DIRECTIONS FOR THIS TASK ▸
Work through the entries below and report how many lines include "fill". The number alone is the answer.

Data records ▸
** START **

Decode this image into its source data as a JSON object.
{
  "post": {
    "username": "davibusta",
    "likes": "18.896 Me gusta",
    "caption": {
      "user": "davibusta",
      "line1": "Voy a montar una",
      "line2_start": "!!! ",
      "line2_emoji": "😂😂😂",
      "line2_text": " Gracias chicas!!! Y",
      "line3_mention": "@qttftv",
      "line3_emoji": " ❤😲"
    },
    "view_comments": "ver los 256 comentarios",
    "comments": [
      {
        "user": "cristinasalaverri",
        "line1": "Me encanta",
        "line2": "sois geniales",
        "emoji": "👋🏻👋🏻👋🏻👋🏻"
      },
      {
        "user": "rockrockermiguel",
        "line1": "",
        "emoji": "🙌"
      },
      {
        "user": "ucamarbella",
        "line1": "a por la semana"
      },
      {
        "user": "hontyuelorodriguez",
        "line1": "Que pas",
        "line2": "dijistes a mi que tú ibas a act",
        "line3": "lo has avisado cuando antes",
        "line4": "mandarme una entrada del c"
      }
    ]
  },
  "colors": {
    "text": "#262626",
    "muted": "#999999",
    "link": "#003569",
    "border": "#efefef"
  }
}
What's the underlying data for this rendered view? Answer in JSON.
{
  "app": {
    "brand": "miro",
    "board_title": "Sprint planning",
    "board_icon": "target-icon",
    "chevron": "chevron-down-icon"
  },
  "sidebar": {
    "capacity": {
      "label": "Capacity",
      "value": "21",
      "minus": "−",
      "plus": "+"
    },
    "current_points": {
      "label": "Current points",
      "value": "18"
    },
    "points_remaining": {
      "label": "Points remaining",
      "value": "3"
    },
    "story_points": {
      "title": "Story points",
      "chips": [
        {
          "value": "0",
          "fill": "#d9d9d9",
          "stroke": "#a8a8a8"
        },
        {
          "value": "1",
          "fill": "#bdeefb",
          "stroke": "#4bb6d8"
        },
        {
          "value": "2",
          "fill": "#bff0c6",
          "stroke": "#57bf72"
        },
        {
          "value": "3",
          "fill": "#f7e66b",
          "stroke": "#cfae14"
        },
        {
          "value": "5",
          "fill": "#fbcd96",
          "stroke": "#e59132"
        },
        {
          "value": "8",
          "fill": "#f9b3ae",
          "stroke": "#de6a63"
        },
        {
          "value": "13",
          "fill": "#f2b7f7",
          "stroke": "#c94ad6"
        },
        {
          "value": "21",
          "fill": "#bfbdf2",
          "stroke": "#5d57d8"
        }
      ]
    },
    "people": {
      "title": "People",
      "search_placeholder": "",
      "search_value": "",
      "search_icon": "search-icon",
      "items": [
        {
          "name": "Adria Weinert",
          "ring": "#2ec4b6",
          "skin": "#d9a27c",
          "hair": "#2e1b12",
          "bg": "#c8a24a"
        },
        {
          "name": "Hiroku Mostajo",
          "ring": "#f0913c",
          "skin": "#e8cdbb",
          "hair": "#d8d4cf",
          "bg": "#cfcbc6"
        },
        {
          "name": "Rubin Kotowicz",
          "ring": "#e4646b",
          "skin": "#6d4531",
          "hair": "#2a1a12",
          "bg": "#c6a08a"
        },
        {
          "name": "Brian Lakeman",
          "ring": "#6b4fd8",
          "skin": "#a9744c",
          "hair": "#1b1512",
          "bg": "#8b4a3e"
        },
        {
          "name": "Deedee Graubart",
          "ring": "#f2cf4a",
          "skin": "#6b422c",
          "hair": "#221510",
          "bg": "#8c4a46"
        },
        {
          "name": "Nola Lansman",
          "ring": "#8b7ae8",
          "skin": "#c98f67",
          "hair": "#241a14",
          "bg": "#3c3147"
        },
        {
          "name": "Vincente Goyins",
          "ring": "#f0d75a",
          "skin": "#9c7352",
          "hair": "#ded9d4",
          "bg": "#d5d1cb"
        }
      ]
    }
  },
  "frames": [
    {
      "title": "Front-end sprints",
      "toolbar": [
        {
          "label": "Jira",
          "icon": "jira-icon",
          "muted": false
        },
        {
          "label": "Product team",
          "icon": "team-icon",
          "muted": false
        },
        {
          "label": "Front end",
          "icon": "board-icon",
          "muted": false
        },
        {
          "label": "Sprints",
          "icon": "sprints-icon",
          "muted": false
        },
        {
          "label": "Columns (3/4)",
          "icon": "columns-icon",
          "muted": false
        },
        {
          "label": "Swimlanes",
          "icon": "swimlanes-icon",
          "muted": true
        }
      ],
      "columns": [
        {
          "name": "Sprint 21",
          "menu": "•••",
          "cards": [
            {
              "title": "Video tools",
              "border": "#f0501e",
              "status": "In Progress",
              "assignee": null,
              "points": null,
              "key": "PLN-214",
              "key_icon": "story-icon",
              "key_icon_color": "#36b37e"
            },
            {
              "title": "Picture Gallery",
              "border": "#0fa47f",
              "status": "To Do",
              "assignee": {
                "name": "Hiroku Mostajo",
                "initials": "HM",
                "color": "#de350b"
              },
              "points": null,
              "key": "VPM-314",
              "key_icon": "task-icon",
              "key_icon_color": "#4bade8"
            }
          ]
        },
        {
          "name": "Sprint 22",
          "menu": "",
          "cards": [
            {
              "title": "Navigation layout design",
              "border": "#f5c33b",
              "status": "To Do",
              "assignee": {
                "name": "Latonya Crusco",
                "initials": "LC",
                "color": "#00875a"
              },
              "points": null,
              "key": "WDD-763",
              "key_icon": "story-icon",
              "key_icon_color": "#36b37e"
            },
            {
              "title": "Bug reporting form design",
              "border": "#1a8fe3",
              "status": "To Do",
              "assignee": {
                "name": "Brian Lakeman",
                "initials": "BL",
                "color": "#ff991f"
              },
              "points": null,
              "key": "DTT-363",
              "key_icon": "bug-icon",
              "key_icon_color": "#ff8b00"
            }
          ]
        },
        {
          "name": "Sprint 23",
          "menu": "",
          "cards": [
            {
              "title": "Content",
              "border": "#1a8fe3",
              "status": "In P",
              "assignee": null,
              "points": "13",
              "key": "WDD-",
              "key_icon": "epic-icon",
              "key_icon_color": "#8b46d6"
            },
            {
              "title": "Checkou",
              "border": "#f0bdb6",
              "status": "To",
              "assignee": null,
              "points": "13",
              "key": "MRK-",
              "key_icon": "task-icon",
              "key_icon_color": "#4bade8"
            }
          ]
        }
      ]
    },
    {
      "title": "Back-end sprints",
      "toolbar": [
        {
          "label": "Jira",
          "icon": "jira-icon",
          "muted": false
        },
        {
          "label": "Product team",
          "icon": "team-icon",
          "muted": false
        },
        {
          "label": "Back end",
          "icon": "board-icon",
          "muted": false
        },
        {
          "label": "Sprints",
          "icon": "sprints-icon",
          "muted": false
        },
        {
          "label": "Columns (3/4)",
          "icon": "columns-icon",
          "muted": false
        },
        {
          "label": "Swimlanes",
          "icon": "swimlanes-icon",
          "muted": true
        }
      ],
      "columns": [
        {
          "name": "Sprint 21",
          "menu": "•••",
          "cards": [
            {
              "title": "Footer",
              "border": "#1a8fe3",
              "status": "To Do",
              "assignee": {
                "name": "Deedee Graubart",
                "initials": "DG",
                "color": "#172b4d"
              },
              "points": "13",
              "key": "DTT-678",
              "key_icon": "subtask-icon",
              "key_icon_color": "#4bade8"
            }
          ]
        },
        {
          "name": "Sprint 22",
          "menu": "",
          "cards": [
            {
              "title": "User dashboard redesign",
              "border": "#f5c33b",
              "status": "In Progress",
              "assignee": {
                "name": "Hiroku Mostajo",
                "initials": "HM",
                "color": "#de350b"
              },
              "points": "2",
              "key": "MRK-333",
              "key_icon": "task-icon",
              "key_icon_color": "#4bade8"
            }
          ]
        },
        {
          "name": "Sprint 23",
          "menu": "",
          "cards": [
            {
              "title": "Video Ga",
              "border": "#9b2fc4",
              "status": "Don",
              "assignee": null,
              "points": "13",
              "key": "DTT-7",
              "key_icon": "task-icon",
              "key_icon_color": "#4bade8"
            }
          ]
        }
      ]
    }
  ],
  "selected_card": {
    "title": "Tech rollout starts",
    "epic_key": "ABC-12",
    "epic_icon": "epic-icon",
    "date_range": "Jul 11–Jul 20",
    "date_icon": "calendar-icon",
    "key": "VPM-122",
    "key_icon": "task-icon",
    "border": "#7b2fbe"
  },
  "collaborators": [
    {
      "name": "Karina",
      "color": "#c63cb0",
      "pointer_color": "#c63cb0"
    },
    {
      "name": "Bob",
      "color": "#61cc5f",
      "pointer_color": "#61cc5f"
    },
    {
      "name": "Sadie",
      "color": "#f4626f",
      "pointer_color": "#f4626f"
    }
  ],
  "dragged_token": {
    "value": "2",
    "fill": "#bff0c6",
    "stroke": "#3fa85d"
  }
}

** END **

ANSWER FOR THE TASK ▸
9